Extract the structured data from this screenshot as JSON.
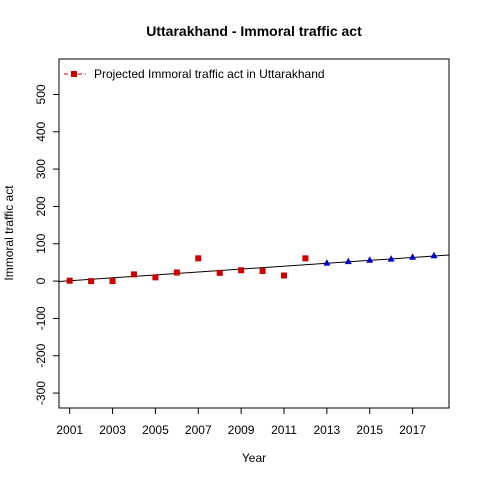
{
  "chart_data": {
    "type": "scatter",
    "title": "Uttarakhand  -  Immoral traffic act",
    "xlabel": "Year",
    "ylabel": "Immoral traffic act",
    "xlim": [
      2000.5,
      2018.7
    ],
    "ylim": [
      -340,
      595
    ],
    "x_ticks": [
      2001,
      2003,
      2005,
      2007,
      2009,
      2011,
      2013,
      2015,
      2017
    ],
    "y_ticks": [
      -300,
      -200,
      -100,
      0,
      100,
      200,
      300,
      400,
      500
    ],
    "legend": {
      "position": "top-left",
      "entries": [
        {
          "label": "Projected  Immoral traffic act  in  Uttarakhand",
          "color": "#cc0000",
          "marker": "square",
          "line": "dashed"
        }
      ]
    },
    "series": [
      {
        "name": "Projected  Immoral traffic act  in  Uttarakhand",
        "marker": "square",
        "color": "#cc0000",
        "x": [
          2001,
          2002,
          2003,
          2004,
          2005,
          2006,
          2007,
          2008,
          2009,
          2010,
          2011,
          2012
        ],
        "y": [
          1,
          0,
          0,
          18,
          10,
          23,
          61,
          22,
          29,
          27,
          15,
          61
        ]
      },
      {
        "marker": "triangle",
        "color": "#0000cc",
        "x": [
          2013,
          2014,
          2015,
          2016,
          2017,
          2018
        ],
        "y": [
          48,
          52,
          56,
          59,
          64,
          68
        ]
      }
    ],
    "trend_line": {
      "x": [
        2000.5,
        2018.7
      ],
      "y": [
        -1,
        70
      ],
      "color": "#000000"
    },
    "grid": false
  }
}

··········

### STATED EXERCISE:
Look above for every line with the word "color" and copy it.

### COMPLETE RESPONSE:
          "color": "#cc0000",
        "color": "#cc0000",
        "color": "#0000cc",
      "color": "#000000"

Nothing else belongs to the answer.